> **TASK INSTRUCTIONS**
In the data that follows, count each line holding the string "simulation"; answer with the number only.

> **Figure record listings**
BEGIN

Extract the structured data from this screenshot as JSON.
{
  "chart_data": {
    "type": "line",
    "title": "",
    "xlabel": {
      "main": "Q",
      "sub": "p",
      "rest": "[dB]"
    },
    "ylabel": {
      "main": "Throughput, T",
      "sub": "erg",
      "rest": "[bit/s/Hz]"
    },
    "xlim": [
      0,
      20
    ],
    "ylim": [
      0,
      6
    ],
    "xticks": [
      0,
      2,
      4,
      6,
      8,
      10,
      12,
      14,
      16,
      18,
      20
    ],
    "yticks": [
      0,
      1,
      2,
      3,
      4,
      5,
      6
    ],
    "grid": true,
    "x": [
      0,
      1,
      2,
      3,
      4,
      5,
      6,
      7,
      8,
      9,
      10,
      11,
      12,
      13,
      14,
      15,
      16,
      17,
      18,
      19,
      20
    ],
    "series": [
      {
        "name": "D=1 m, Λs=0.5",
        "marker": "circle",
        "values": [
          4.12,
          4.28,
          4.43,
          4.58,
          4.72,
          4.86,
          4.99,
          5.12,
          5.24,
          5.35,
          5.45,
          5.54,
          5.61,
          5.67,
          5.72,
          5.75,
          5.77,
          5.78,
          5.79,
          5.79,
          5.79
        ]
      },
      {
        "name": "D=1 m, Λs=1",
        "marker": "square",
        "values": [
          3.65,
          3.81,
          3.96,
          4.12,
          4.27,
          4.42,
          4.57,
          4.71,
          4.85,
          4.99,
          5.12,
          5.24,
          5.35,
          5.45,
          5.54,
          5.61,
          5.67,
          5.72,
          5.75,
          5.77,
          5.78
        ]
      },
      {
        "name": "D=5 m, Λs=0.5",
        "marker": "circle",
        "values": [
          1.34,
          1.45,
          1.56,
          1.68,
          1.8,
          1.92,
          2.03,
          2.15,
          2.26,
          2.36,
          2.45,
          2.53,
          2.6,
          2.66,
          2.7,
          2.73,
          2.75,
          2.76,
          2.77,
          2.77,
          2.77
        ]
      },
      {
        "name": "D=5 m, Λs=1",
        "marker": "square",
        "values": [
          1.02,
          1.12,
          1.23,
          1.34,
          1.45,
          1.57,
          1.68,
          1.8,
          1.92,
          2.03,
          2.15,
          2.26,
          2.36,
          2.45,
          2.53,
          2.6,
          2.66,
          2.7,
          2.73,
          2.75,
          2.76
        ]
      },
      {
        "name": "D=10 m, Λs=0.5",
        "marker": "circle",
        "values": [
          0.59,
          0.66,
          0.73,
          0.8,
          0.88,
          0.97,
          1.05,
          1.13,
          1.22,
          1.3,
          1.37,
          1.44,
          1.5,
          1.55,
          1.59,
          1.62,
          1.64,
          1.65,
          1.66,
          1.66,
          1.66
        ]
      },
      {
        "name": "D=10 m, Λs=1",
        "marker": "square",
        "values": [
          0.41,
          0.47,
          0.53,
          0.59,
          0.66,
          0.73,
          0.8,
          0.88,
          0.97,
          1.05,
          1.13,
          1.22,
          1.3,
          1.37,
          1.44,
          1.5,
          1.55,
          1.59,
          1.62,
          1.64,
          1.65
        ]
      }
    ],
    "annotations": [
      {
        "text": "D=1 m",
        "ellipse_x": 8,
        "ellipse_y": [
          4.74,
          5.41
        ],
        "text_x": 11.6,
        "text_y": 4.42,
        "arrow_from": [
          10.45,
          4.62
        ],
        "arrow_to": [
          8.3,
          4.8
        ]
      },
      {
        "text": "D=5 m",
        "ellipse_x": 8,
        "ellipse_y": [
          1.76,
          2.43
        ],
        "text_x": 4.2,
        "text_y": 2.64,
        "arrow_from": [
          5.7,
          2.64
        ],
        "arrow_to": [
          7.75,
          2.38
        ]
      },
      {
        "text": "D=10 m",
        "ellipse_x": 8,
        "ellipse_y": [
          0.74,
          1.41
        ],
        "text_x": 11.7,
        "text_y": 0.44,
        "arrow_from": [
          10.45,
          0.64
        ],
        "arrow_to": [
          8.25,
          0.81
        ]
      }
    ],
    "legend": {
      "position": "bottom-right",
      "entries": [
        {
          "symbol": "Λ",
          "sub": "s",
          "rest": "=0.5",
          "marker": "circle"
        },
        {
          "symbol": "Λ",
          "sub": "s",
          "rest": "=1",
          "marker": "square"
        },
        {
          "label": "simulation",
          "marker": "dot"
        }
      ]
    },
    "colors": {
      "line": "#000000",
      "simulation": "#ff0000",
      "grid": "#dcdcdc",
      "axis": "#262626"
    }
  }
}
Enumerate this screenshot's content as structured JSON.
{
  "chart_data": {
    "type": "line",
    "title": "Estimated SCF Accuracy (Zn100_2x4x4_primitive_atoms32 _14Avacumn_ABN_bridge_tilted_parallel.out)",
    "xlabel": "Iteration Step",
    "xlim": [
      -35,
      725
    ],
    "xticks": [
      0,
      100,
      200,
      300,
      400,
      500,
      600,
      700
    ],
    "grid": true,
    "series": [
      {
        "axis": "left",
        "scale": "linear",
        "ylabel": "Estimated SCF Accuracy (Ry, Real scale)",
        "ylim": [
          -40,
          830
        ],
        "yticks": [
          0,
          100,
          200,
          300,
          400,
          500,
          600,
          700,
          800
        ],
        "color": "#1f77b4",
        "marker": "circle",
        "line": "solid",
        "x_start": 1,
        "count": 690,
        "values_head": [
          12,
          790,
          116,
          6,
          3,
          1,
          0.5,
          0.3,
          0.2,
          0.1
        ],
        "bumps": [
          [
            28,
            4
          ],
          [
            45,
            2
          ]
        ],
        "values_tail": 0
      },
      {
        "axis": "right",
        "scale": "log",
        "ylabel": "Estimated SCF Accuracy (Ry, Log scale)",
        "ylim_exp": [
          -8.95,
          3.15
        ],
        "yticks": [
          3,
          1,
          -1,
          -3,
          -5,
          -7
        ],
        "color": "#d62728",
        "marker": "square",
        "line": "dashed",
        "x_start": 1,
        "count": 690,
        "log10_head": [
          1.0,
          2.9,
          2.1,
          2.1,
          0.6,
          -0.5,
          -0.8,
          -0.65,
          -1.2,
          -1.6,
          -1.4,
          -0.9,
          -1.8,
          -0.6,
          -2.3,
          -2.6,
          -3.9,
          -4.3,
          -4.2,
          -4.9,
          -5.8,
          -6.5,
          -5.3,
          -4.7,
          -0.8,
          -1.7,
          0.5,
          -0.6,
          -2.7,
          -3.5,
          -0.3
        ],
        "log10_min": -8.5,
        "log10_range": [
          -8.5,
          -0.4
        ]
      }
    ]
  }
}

END

> **WRITTEN ANSWER**
2